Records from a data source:
>> start
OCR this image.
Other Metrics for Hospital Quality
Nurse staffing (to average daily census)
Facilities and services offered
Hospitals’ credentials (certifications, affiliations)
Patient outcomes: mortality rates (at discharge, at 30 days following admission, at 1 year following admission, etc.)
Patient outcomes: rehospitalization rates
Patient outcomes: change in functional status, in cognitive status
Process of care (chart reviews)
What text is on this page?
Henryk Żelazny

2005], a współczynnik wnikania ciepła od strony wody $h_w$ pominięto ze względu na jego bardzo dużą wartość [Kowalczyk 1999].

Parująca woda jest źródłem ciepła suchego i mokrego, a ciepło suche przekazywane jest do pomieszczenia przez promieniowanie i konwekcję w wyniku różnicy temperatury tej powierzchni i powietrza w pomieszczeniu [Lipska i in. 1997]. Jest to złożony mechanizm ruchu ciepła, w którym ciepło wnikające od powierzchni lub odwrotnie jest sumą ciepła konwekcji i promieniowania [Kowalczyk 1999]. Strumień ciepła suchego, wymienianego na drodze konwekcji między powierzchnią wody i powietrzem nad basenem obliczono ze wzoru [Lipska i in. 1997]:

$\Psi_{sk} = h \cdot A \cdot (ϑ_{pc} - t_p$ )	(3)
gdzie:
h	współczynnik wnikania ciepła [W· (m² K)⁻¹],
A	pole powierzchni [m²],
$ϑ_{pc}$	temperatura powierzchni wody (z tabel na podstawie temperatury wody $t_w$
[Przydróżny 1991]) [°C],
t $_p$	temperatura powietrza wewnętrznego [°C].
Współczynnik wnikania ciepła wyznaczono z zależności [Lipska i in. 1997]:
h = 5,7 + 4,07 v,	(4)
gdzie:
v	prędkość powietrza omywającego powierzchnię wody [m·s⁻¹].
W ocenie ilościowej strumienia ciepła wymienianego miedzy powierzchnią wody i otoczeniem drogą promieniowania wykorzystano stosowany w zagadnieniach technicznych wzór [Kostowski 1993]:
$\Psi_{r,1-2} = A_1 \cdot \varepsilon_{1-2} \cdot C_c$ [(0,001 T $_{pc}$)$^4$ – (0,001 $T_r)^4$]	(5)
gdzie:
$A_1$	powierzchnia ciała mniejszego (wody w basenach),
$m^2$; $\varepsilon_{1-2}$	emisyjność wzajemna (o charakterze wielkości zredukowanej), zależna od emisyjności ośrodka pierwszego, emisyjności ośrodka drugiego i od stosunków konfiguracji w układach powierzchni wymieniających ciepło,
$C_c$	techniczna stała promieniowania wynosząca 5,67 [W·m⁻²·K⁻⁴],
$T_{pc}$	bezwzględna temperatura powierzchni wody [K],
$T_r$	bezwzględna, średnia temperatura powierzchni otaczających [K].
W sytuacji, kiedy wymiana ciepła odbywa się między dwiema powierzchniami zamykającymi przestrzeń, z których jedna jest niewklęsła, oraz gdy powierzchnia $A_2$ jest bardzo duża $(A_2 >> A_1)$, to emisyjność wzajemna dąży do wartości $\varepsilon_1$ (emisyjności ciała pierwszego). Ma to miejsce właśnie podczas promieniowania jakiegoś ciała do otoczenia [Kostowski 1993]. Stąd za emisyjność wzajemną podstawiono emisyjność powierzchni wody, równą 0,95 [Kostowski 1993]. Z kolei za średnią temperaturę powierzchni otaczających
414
>> end
[WHAT TO DO]: Find each line that has the word "pierwszego", then copy it out.

[WRITTEN RESPONSE]:
$m^2$; $\varepsilon_{1-2}$	emisyjność wzajemna (o charakterze wielkości zredukowanej), zależna od emisyjności ośrodka pierwszego, emisyjności ośrodka drugiego i od stosunków konfiguracji w układach powierzchni wymieniających ciepło,
W sytuacji, kiedy wymiana ciepła odbywa się między dwiema powierzchniami zamykającymi przestrzeń, z których jedna jest niewklęsła, oraz gdy powierzchnia $A_2$ jest bardzo duża $(A_2 >> A_1)$, to emisyjność wzajemna dąży do wartości $\varepsilon_1$ (emisyjności ciała pierwszego). Ma to miejsce właśnie podczas promieniowania jakiegoś ciała do otoczenia [Kostowski 1993]. Stąd za emisyjność wzajemną podstawiono emisyjność powierzchni wody, równą 0,95 [Kostowski 1993]. Z kolei za średnią temperaturę powierzchni otaczających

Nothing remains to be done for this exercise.